— BEGIN Dataset rows —
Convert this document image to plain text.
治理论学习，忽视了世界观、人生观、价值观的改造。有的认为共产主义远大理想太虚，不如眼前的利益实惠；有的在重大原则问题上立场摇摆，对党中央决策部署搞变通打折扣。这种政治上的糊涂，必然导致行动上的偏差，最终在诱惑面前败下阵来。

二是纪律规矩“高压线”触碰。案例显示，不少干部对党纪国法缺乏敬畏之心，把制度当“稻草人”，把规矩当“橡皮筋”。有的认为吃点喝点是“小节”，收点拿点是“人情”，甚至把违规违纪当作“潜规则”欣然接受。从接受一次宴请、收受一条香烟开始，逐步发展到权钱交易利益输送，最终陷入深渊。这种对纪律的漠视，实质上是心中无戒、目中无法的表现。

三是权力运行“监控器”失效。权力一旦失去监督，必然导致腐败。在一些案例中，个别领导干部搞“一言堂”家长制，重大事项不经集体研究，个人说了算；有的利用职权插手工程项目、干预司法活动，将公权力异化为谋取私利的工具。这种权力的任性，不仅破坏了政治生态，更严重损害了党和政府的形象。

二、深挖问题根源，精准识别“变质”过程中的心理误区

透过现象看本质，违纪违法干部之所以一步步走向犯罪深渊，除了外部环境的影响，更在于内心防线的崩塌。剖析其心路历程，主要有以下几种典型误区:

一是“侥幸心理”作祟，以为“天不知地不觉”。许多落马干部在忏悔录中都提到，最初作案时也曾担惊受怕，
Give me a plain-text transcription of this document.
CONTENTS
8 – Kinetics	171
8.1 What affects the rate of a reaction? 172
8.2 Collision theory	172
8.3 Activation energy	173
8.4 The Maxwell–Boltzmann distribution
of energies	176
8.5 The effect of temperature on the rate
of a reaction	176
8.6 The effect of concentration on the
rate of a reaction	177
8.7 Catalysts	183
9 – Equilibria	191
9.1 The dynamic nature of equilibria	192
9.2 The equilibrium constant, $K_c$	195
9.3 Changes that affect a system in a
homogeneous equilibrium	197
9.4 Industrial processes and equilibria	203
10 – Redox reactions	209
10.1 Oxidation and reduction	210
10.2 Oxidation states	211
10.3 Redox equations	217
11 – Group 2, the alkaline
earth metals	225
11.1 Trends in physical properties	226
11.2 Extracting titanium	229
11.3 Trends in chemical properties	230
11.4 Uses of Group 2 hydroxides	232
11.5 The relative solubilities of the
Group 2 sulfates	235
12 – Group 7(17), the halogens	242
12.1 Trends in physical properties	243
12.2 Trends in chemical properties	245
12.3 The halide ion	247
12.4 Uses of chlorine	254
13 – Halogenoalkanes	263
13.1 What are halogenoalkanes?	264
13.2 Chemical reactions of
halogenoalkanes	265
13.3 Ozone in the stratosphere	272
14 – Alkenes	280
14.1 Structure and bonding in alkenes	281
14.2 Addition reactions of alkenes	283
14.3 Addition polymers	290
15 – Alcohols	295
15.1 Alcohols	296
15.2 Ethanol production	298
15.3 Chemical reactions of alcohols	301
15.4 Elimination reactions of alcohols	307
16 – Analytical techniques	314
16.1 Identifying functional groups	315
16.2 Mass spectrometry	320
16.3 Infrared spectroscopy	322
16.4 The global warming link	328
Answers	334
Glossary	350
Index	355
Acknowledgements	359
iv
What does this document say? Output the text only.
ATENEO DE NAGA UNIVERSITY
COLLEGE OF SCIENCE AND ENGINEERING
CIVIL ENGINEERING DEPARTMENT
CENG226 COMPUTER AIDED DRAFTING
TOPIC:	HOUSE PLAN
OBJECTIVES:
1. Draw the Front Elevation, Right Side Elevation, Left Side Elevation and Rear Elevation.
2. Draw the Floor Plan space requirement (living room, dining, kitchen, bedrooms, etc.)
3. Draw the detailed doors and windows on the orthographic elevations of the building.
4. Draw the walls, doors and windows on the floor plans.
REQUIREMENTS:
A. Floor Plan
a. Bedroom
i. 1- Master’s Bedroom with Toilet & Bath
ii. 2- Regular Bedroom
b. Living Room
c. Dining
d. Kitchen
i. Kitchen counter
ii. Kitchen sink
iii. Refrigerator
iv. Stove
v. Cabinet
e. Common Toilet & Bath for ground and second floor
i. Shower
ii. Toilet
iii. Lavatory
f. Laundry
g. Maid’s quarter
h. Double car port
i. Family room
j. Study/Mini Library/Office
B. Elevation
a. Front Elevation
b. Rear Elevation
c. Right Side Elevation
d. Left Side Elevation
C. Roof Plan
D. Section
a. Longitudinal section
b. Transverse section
— END Dataset rows —
# Exercise instructions:
Restate the whole of the material exactly.

# Solution for this problem:
Convert this document image to plain text.
治理论学习，忽视了世界观、人生观、价值观的改造。有的认为共产主义远大理想太虚，不如眼前的利益实惠；有的在重大原则问题上立场摇摆，对党中央决策部署搞变通打折扣。这种政治上的糊涂，必然导致行动上的偏差，最终在诱惑面前败下阵来。

二是纪律规矩“高压线”触碰。案例显示，不少干部对党纪国法缺乏敬畏之心，把制度当“稻草人”，把规矩当“橡皮筋”。有的认为吃点喝点是“小节”，收点拿点是“人情”，甚至把违规违纪当作“潜规则”欣然接受。从接受一次宴请、收受一条香烟开始，逐步发展到权钱交易利益输送，最终陷入深渊。这种对纪律的漠视，实质上是心中无戒、目中无法的表现。

三是权力运行“监控器”失效。权力一旦失去监督，必然导致腐败。在一些案例中，个别领导干部搞“一言堂”家长制，重大事项不经集体研究，个人说了算；有的利用职权插手工程项目、干预司法活动，将公权力异化为谋取私利的工具。这种权力的任性，不仅破坏了政治生态，更严重损害了党和政府的形象。

二、深挖问题根源，精准识别“变质”过程中的心理误区

透过现象看本质，违纪违法干部之所以一步步走向犯罪深渊，除了外部环境的影响，更在于内心防线的崩塌。剖析其心路历程，主要有以下几种典型误区:

一是“侥幸心理”作祟，以为“天不知地不觉”。许多落马干部在忏悔录中都提到，最初作案时也曾担惊受怕，
Give me a plain-text transcription of this document.
CONTENTS
8 – Kinetics	171
8.1 What affects the rate of a reaction? 172
8.2 Collision theory	172
8.3 Activation energy	173
8.4 The Maxwell–Boltzmann distribution
of energies	176
8.5 The effect of temperature on the rate
of a reaction	176
8.6 The effect of concentration on the
rate of a reaction	177
8.7 Catalysts	183
9 – Equilibria	191
9.1 The dynamic nature of equilibria	192
9.2 The equilibrium constant, $K_c$	195
9.3 Changes that affect a system in a
homogeneous equilibrium	197
9.4 Industrial processes and equilibria	203
10 – Redox reactions	209
10.1 Oxidation and reduction	210
10.2 Oxidation states	211
10.3 Redox equations	217
11 – Group 2, the alkaline
earth metals	225
11.1 Trends in physical properties	226
11.2 Extracting titanium	229
11.3 Trends in chemical properties	230
11.4 Uses of Group 2 hydroxides	232
11.5 The relative solubilities of the
Group 2 sulfates	235
12 – Group 7(17), the halogens	242
12.1 Trends in physical properties	243
12.2 Trends in chemical properties	245
12.3 The halide ion	247
12.4 Uses of chlorine	254
13 – Halogenoalkanes	263
13.1 What are halogenoalkanes?	264
13.2 Chemical reactions of
halogenoalkanes	265
13.3 Ozone in the stratosphere	272
14 – Alkenes	280
14.1 Structure and bonding in alkenes	281
14.2 Addition reactions of alkenes	283
14.3 Addition polymers	290
15 – Alcohols	295
15.1 Alcohols	296
15.2 Ethanol production	298
15.3 Chemical reactions of alcohols	301
15.4 Elimination reactions of alcohols	307
16 – Analytical techniques	314
16.1 Identifying functional groups	315
16.2 Mass spectrometry	320
16.3 Infrared spectroscopy	322
16.4 The global warming link	328
Answers	334
Glossary	350
Index	355
Acknowledgements	359
iv
What does this document say? Output the text only.
ATENEO DE NAGA UNIVERSITY
COLLEGE OF SCIENCE AND ENGINEERING
CIVIL ENGINEERING DEPARTMENT
CENG226 COMPUTER AIDED DRAFTING
TOPIC:	HOUSE PLAN
OBJECTIVES:
1. Draw the Front Elevation, Right Side Elevation, Left Side Elevation and Rear Elevation.
2. Draw the Floor Plan space requirement (living room, dining, kitchen, bedrooms, etc.)
3. Draw the detailed doors and windows on the orthographic elevations of the building.
4. Draw the walls, doors and windows on the floor plans.
REQUIREMENTS:
A. Floor Plan
a. Bedroom
i. 1- Master’s Bedroom with Toilet & Bath
ii. 2- Regular Bedroom
b. Living Room
c. Dining
d. Kitchen
i. Kitchen counter
ii. Kitchen sink
iii. Refrigerator
iv. Stove
v. Cabinet
e. Common Toilet & Bath for ground and second floor
i. Shower
ii. Toilet
iii. Lavatory
f. Laundry
g. Maid’s quarter
h. Double car port
i. Family room
j. Study/Mini Library/Office
B. Elevation
a. Front Elevation
b. Rear Elevation
c. Right Side Elevation
d. Left Side Elevation
C. Roof Plan
D. Section
a. Longitudinal section
b. Transverse section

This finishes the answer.